Objective | Under this task are some entries; return every one of them exactly.

** Begin **

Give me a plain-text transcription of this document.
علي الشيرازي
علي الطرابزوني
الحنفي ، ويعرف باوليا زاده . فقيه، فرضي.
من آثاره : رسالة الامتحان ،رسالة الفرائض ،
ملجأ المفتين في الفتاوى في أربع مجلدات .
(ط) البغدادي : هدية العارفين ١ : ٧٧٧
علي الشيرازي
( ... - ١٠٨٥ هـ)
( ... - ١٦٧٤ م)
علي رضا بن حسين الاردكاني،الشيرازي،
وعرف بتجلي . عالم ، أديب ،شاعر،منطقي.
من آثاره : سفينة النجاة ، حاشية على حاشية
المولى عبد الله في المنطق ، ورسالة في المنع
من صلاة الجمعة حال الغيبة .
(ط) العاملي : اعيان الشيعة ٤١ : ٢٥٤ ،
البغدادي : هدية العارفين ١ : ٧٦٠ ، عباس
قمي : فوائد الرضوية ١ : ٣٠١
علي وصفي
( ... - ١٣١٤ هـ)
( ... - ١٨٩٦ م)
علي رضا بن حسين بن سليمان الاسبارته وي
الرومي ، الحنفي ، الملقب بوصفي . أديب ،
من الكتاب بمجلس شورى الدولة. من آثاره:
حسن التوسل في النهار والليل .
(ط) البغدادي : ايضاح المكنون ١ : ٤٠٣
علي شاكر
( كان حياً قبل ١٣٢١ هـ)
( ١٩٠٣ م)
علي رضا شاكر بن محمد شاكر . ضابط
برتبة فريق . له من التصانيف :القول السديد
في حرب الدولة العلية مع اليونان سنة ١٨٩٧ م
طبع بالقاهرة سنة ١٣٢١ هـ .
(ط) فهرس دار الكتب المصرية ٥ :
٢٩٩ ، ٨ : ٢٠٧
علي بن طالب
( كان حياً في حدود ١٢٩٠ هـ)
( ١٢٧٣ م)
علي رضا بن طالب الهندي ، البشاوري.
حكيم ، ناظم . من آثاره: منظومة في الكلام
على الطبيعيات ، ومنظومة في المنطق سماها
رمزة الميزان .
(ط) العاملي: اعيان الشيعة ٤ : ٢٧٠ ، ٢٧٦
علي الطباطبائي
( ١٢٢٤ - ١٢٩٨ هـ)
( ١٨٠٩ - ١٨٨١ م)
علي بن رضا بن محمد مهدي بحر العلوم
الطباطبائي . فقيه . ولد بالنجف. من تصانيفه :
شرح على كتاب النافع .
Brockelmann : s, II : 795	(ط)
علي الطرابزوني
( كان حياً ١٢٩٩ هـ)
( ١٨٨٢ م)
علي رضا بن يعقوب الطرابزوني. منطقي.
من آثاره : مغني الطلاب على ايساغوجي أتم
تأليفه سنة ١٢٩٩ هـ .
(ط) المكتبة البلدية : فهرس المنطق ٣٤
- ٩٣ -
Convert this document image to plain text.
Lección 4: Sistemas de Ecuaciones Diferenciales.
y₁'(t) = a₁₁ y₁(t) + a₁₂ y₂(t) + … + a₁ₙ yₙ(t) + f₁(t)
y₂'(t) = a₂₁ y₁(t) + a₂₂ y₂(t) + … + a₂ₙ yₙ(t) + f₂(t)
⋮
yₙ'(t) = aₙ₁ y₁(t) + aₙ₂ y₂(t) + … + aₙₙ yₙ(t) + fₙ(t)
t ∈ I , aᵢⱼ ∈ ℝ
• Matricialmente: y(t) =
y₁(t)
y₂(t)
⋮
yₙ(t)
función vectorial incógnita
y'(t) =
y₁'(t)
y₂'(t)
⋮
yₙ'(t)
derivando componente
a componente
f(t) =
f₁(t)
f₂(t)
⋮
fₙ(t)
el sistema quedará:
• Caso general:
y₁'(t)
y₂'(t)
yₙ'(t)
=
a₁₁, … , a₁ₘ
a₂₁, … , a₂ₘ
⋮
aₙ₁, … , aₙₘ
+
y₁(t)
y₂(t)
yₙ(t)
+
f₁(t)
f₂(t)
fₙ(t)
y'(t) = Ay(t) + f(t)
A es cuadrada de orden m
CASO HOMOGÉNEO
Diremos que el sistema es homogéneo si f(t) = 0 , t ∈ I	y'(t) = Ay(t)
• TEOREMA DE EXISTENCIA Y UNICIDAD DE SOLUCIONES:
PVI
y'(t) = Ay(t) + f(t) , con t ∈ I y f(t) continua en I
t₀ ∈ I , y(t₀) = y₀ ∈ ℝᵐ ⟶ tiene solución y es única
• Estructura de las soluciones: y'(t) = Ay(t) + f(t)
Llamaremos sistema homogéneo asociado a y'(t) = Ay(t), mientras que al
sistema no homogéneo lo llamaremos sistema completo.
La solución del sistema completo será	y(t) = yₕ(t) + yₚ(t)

** End **

Exercise result |
Give me a plain-text transcription of this document.
علي الشيرازي
علي الطرابزوني
الحنفي ، ويعرف باوليا زاده . فقيه، فرضي.
من آثاره : رسالة الامتحان ،رسالة الفرائض ،
ملجأ المفتين في الفتاوى في أربع مجلدات .
(ط) البغدادي : هدية العارفين ١ : ٧٧٧
علي الشيرازي
( ... - ١٠٨٥ هـ)
( ... - ١٦٧٤ م)
علي رضا بن حسين الاردكاني،الشيرازي،
وعرف بتجلي . عالم ، أديب ،شاعر،منطقي.
من آثاره : سفينة النجاة ، حاشية على حاشية
المولى عبد الله في المنطق ، ورسالة في المنع
من صلاة الجمعة حال الغيبة .
(ط) العاملي : اعيان الشيعة ٤١ : ٢٥٤ ،
البغدادي : هدية العارفين ١ : ٧٦٠ ، عباس
قمي : فوائد الرضوية ١ : ٣٠١
علي وصفي
( ... - ١٣١٤ هـ)
( ... - ١٨٩٦ م)
علي رضا بن حسين بن سليمان الاسبارته وي
الرومي ، الحنفي ، الملقب بوصفي . أديب ،
من الكتاب بمجلس شورى الدولة. من آثاره:
حسن التوسل في النهار والليل .
(ط) البغدادي : ايضاح المكنون ١ : ٤٠٣
علي شاكر
( كان حياً قبل ١٣٢١ هـ)
( ١٩٠٣ م)
علي رضا شاكر بن محمد شاكر . ضابط
برتبة فريق . له من التصانيف :القول السديد
في حرب الدولة العلية مع اليونان سنة ١٨٩٧ م
طبع بالقاهرة سنة ١٣٢١ هـ .
(ط) فهرس دار الكتب المصرية ٥ :
٢٩٩ ، ٨ : ٢٠٧
علي بن طالب
( كان حياً في حدود ١٢٩٠ هـ)
( ١٢٧٣ م)
علي رضا بن طالب الهندي ، البشاوري.
حكيم ، ناظم . من آثاره: منظومة في الكلام
على الطبيعيات ، ومنظومة في المنطق سماها
رمزة الميزان .
(ط) العاملي: اعيان الشيعة ٤ : ٢٧٠ ، ٢٧٦
علي الطباطبائي
( ١٢٢٤ - ١٢٩٨ هـ)
( ١٨٠٩ - ١٨٨١ م)
علي بن رضا بن محمد مهدي بحر العلوم
الطباطبائي . فقيه . ولد بالنجف. من تصانيفه :
شرح على كتاب النافع .
Brockelmann : s, II : 795	(ط)
علي الطرابزوني
( كان حياً ١٢٩٩ هـ)
( ١٨٨٢ م)
علي رضا بن يعقوب الطرابزوني. منطقي.
من آثاره : مغني الطلاب على ايساغوجي أتم
تأليفه سنة ١٢٩٩ هـ .
(ط) المكتبة البلدية : فهرس المنطق ٣٤
- ٩٣ -
Convert this document image to plain text.
Lección 4: Sistemas de Ecuaciones Diferenciales.
y₁'(t) = a₁₁ y₁(t) + a₁₂ y₂(t) + … + a₁ₙ yₙ(t) + f₁(t)
y₂'(t) = a₂₁ y₁(t) + a₂₂ y₂(t) + … + a₂ₙ yₙ(t) + f₂(t)
⋮
yₙ'(t) = aₙ₁ y₁(t) + aₙ₂ y₂(t) + … + aₙₙ yₙ(t) + fₙ(t)
t ∈ I , aᵢⱼ ∈ ℝ
• Matricialmente: y(t) =
y₁(t)
y₂(t)
⋮
yₙ(t)
función vectorial incógnita
y'(t) =
y₁'(t)
y₂'(t)
⋮
yₙ'(t)
derivando componente
a componente
f(t) =
f₁(t)
f₂(t)
⋮
fₙ(t)
el sistema quedará:
• Caso general:
y₁'(t)
y₂'(t)
yₙ'(t)
=
a₁₁, … , a₁ₘ
a₂₁, … , a₂ₘ
⋮
aₙ₁, … , aₙₘ
+
y₁(t)
y₂(t)
yₙ(t)
+
f₁(t)
f₂(t)
fₙ(t)
y'(t) = Ay(t) + f(t)
A es cuadrada de orden m
CASO HOMOGÉNEO
Diremos que el sistema es homogéneo si f(t) = 0 , t ∈ I	y'(t) = Ay(t)
• TEOREMA DE EXISTENCIA Y UNICIDAD DE SOLUCIONES:
PVI
y'(t) = Ay(t) + f(t) , con t ∈ I y f(t) continua en I
t₀ ∈ I , y(t₀) = y₀ ∈ ℝᵐ ⟶ tiene solución y es única
• Estructura de las soluciones: y'(t) = Ay(t) + f(t)
Llamaremos sistema homogéneo asociado a y'(t) = Ay(t), mientras que al
sistema no homogéneo lo llamaremos sistema completo.
La solución del sistema completo será	y(t) = yₕ(t) + yₚ(t)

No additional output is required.